#### Reading text:
Begin
Of course, once alerted to the under-the-radar sales plan, library users asked to be represented at last night's exec meeting.

Having received a flood of requests at the weekend to speak about the premature plans to sell the properties, it was decided ONE AND A HALF HOURS before the meeting to withdraw the proposals at this meeting.

Had this not this not happened, Brent is likely to have started the £50,000 marketing campaign for Preston and Tokyngton.

So thank you so much for making your voices heard, on behalf of the thousands of people who signed our petition, and on behalf of the thousands of Preston Library users who can't or won't, for whatever reason.

Samantha Warrington

Monday 18 July 2011

Brent's 4 Year Budget Strategy Agreed in 30 seconds

Councillor Butt summed up the 2012/13 to 2015/16 budget strategy up in one sentence, no one wanted to speak on it, and it was approved - all within 30 seconds. The budget envisages cumulative 'savings' of £67.5m by 2016. That works out as over £2m per second!

There was a much longer discussion over the Festivals and Events issue. Cllr Ann John said she had been in talks with the Hindu council who no longer wanted to speak. She claimed that the policy had to change because of new Equality legislation which meant that the events funded had to be inclusive and this ruled out financing religious festivals. Cllr Paul Lorber challenged this saying that Festivals such as Eid had always been open to people of all backgrounds and were designed to aid understanding and improve relations amongst Brent's diverse communities. He queried the funding of fireworks night in the context of the gunpowder plot, oppression of Catholics and the events celebration of a protestant victory. Cllr Ann John said that this festival would continue to be funded on health and safety grounds, not religious, because it prevented people being injured by providing an alternative to setting off fireworks in back gardens.
End
#### Material provided:
Begin
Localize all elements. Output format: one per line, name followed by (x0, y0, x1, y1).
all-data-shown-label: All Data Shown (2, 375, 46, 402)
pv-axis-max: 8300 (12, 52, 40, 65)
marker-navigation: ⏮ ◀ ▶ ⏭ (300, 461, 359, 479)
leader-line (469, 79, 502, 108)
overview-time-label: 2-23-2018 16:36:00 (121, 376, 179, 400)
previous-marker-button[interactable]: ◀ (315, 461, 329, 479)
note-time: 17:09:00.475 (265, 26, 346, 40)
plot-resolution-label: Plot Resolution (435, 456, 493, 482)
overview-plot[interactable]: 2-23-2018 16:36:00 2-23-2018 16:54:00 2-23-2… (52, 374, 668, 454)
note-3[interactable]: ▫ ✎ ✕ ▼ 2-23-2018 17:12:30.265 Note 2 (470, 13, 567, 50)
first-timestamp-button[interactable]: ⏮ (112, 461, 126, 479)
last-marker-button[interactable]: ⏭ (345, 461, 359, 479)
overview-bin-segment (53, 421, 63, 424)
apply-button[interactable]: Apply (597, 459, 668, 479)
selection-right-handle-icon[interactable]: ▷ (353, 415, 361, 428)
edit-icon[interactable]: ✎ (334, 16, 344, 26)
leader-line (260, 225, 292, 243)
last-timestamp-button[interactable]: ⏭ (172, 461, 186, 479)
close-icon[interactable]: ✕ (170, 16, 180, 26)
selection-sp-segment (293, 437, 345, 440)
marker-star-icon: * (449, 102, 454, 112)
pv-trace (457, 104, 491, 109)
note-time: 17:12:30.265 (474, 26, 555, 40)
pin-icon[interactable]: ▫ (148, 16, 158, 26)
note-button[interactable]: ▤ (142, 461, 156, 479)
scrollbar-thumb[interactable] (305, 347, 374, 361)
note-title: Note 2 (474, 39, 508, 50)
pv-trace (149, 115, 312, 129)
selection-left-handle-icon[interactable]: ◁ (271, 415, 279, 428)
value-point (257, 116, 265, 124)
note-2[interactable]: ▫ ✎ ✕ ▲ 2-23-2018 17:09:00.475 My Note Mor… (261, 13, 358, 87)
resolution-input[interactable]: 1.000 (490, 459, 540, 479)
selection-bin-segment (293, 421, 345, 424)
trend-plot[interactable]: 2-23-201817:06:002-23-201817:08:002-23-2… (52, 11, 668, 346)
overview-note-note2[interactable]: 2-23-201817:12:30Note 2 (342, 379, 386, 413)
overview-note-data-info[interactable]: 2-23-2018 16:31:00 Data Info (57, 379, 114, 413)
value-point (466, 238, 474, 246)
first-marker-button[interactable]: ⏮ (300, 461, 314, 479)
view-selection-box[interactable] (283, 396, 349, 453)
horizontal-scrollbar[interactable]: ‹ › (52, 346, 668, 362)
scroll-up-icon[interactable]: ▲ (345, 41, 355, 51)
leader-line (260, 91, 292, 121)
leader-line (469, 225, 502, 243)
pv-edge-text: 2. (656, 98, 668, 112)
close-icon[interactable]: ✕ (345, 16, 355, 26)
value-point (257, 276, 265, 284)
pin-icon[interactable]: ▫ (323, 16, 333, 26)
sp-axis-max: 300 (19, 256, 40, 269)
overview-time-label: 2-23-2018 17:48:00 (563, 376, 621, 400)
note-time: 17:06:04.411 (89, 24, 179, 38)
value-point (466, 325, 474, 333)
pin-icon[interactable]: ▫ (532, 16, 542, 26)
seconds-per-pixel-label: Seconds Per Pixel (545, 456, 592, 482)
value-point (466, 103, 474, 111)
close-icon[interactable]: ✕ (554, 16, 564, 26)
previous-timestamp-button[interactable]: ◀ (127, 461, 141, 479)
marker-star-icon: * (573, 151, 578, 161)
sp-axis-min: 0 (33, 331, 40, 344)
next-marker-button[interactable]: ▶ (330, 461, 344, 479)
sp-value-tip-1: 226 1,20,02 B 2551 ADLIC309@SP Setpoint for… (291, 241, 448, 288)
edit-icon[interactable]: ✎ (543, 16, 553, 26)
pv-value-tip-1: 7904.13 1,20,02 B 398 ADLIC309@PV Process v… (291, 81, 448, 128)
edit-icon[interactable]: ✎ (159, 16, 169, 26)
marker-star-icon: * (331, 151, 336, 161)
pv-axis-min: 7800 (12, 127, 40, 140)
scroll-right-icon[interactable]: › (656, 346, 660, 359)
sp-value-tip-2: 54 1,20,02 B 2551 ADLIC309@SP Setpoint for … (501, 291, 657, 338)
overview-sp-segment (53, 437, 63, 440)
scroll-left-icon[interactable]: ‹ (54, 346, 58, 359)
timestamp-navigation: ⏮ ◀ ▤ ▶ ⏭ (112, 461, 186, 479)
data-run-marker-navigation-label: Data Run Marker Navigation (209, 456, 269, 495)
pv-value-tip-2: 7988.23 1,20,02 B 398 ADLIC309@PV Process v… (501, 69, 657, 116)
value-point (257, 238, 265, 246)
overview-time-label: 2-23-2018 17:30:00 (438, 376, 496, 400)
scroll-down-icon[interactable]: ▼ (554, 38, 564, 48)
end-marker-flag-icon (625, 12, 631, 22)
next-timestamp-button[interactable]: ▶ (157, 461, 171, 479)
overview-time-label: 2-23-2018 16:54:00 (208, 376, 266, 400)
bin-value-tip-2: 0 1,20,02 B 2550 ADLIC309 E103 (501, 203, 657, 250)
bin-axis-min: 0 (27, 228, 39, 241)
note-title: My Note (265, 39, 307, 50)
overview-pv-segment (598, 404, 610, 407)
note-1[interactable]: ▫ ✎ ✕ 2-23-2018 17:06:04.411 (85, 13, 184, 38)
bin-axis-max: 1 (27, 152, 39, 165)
End
#### Given exercise A:
In the Brent meeting text, what cumulative savings does the budget strategy envisage by 2016?
#### Given exercise B:
Duplicate the part of the Brent meeting text starting with "So thank you" and going on through "over £2m per second!".

#### Written answer A:
£67.5m

#### Written answer B:
So thank you so much for making your voices heard, on behalf of the thousands of people who signed our petition, and on behalf of the thousands of Preston Library users who can't or won't, for whatever reason.

Samantha Warrington

Monday 18 July 2011

Brent's 4 Year Budget Strategy Agreed in 30 seconds

Councillor Butt summed up the 2012/13 to 2015/16 budget strategy up in one sentence, no one wanted to speak on it, and it was approved - all within 30 seconds. The budget envisages cumulative 'savings' of £67.5m by 2016. That works out as over £2m per second!